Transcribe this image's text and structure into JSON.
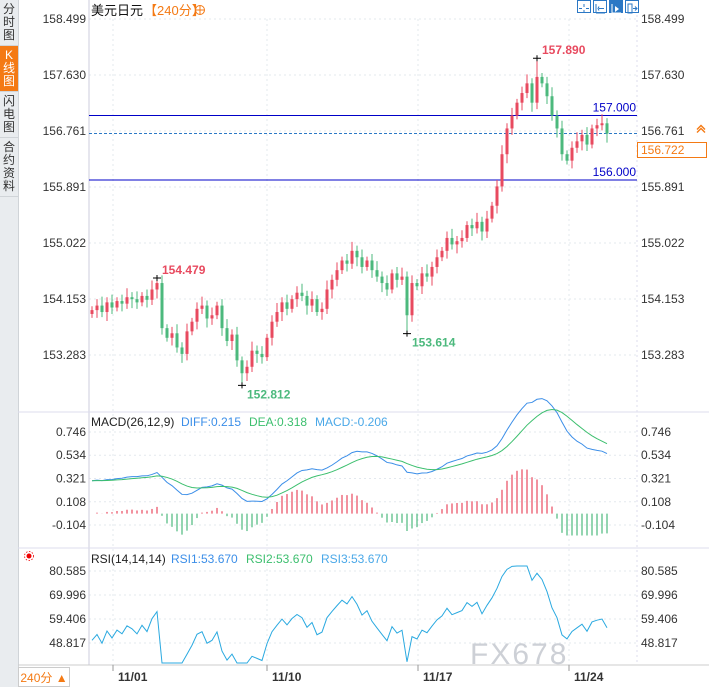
{
  "sidebar": {
    "tabs": [
      {
        "label": "分时图",
        "active": false
      },
      {
        "label": "K线图",
        "active": true
      },
      {
        "label": "闪电图",
        "active": false
      },
      {
        "label": "合约资料",
        "active": false
      }
    ]
  },
  "header": {
    "symbol": "美元日元",
    "period": "【240分】",
    "add_icon": "circle-plus-icon"
  },
  "toolbar": {
    "icons": [
      "crosshair-icon",
      "fit-range-icon",
      "scroll-to-end-icon",
      "exit-icon"
    ]
  },
  "period_button": "240分 ▲",
  "current_price": "156.722",
  "watermark": "FX678",
  "colors": {
    "up": "#e84a5f",
    "down": "#4cb97d",
    "accent": "#f47a14",
    "level_line": "#0000c8",
    "diff": "#3b8ee8",
    "dea": "#3cbf6e",
    "rsi": "#2aa9e0"
  },
  "chart_data": {
    "type": "candlestick",
    "price_axis": {
      "ticks": [
        "158.499",
        "157.630",
        "156.761",
        "155.891",
        "155.022",
        "154.153",
        "153.283"
      ],
      "ylim": [
        152.7,
        158.6
      ]
    },
    "x_ticks": [
      "11/01",
      "11/10",
      "11/17",
      "11/24"
    ],
    "closes": [
      153.98,
      154.05,
      153.95,
      154.1,
      154.02,
      154.12,
      154.08,
      154.18,
      154.15,
      154.1,
      154.2,
      154.14,
      154.3,
      154.4,
      153.7,
      153.55,
      153.62,
      153.4,
      153.3,
      153.65,
      153.8,
      154.0,
      154.05,
      153.85,
      153.9,
      154.05,
      153.7,
      153.5,
      153.6,
      153.2,
      153.0,
      153.1,
      153.35,
      153.3,
      153.25,
      153.55,
      153.8,
      153.95,
      154.1,
      154.0,
      154.15,
      154.25,
      154.2,
      154.05,
      154.15,
      153.95,
      154.0,
      154.3,
      154.45,
      154.6,
      154.75,
      154.7,
      154.9,
      154.8,
      154.65,
      154.75,
      154.6,
      154.5,
      154.4,
      154.3,
      154.55,
      154.45,
      154.5,
      153.9,
      154.4,
      154.35,
      154.55,
      154.5,
      154.65,
      154.8,
      154.9,
      155.1,
      155.0,
      155.05,
      155.1,
      155.3,
      155.25,
      155.35,
      155.2,
      155.4,
      155.6,
      155.9,
      156.4,
      156.8,
      157.0,
      157.2,
      157.35,
      157.5,
      157.2,
      157.6,
      157.5,
      157.3,
      157.0,
      156.8,
      156.4,
      156.3,
      156.5,
      156.6,
      156.7,
      156.55,
      156.8,
      156.85,
      156.88,
      156.72
    ],
    "first_open": 153.92,
    "annotations": [
      {
        "label": "157.890",
        "index": 89,
        "price": 157.89,
        "kind": "high"
      },
      {
        "label": "154.479",
        "index": 13,
        "price": 154.479,
        "kind": "high"
      },
      {
        "label": "153.614",
        "index": 63,
        "price": 153.614,
        "kind": "low"
      },
      {
        "label": "152.812",
        "index": 30,
        "price": 152.812,
        "kind": "low"
      }
    ],
    "level_lines": [
      {
        "label": "157.000",
        "price": 157.0
      },
      {
        "label": "156.000",
        "price": 156.0
      }
    ],
    "last_price": 156.722,
    "macd": {
      "title": "MACD(26,12,9)",
      "diff_label": "DIFF:0.215",
      "dea_label": "DEA:0.318",
      "macd_label": "MACD:-0.206",
      "ticks": [
        "0.746",
        "0.534",
        "0.321",
        "0.108",
        "-0.104"
      ],
      "ylim": [
        -0.2,
        0.8
      ]
    },
    "rsi": {
      "title": "RSI(14,14,14)",
      "rsi1_label": "RSI1:53.670",
      "rsi2_label": "RSI2:53.670",
      "rsi3_label": "RSI3:53.670",
      "ticks": [
        "80.585",
        "69.996",
        "59.406",
        "48.817"
      ],
      "ylim": [
        38,
        83
      ]
    }
  }
}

========================

GIVEN PROBLEM
Quote all the lines above exactly as given. Do not include the pictures.

RESPONSE TO THE TASK
Transcribe this image's text and structure into JSON.
{
  "sidebar": {
    "tabs": [
      {
        "label": "分时图",
        "active": false
      },
      {
        "label": "K线图",
        "active": true
      },
      {
        "label": "闪电图",
        "active": false
      },
      {
        "label": "合约资料",
        "active": false
      }
    ]
  },
  "header": {
    "symbol": "美元日元",
    "period": "【240分】",
    "add_icon": "circle-plus-icon"
  },
  "toolbar": {
    "icons": [
      "crosshair-icon",
      "fit-range-icon",
      "scroll-to-end-icon",
      "exit-icon"
    ]
  },
  "period_button": "240分 ▲",
  "current_price": "156.722",
  "watermark": "FX678",
  "colors": {
    "up": "#e84a5f",
    "down": "#4cb97d",
    "accent": "#f47a14",
    "level_line": "#0000c8",
    "diff": "#3b8ee8",
    "dea": "#3cbf6e",
    "rsi": "#2aa9e0"
  },
  "chart_data": {
    "type": "candlestick",
    "price_axis": {
      "ticks": [
        "158.499",
        "157.630",
        "156.761",
        "155.891",
        "155.022",
        "154.153",
        "153.283"
      ],
      "ylim": [
        152.7,
        158.6
      ]
    },
    "x_ticks": [
      "11/01",
      "11/10",
      "11/17",
      "11/24"
    ],
    "closes": [
      153.98,
      154.05,
      153.95,
      154.1,
      154.02,
      154.12,
      154.08,
      154.18,
      154.15,
      154.1,
      154.2,
      154.14,
      154.3,
      154.4,
      153.7,
      153.55,
      153.62,
      153.4,
      153.3,
      153.65,
      153.8,
      154.0,
      154.05,
      153.85,
      153.9,
      154.05,
      153.7,
      153.5,
      153.6,
      153.2,
      153.0,
      153.1,
      153.35,
      153.3,
      153.25,
      153.55,
      153.8,
      153.95,
      154.1,
      154.0,
      154.15,
      154.25,
      154.2,
      154.05,
      154.15,
      153.95,
      154.0,
      154.3,
      154.45,
      154.6,
      154.75,
      154.7,
      154.9,
      154.8,
      154.65,
      154.75,
      154.6,
      154.5,
      154.4,
      154.3,
      154.55,
      154.45,
      154.5,
      153.9,
      154.4,
      154.35,
      154.55,
      154.5,
      154.65,
      154.8,
      154.9,
      155.1,
      155.0,
      155.05,
      155.1,
      155.3,
      155.25,
      155.35,
      155.2,
      155.4,
      155.6,
      155.9,
      156.4,
      156.8,
      157.0,
      157.2,
      157.35,
      157.5,
      157.2,
      157.6,
      157.5,
      157.3,
      157.0,
      156.8,
      156.4,
      156.3,
      156.5,
      156.6,
      156.7,
      156.55,
      156.8,
      156.85,
      156.88,
      156.72
    ],
    "first_open": 153.92,
    "annotations": [
      {
        "label": "157.890",
        "index": 89,
        "price": 157.89,
        "kind": "high"
      },
      {
        "label": "154.479",
        "index": 13,
        "price": 154.479,
        "kind": "high"
      },
      {
        "label": "153.614",
        "index": 63,
        "price": 153.614,
        "kind": "low"
      },
      {
        "label": "152.812",
        "index": 30,
        "price": 152.812,
        "kind": "low"
      }
    ],
    "level_lines": [
      {
        "label": "157.000",
        "price": 157.0
      },
      {
        "label": "156.000",
        "price": 156.0
      }
    ],
    "last_price": 156.722,
    "macd": {
      "title": "MACD(26,12,9)",
      "diff_label": "DIFF:0.215",
      "dea_label": "DEA:0.318",
      "macd_label": "MACD:-0.206",
      "ticks": [
        "0.746",
        "0.534",
        "0.321",
        "0.108",
        "-0.104"
      ],
      "ylim": [
        -0.2,
        0.8
      ]
    },
    "rsi": {
      "title": "RSI(14,14,14)",
      "rsi1_label": "RSI1:53.670",
      "rsi2_label": "RSI2:53.670",
      "rsi3_label": "RSI3:53.670",
      "ticks": [
        "80.585",
        "69.996",
        "59.406",
        "48.817"
      ],
      "ylim": [
        38,
        83
      ]
    }
  }
}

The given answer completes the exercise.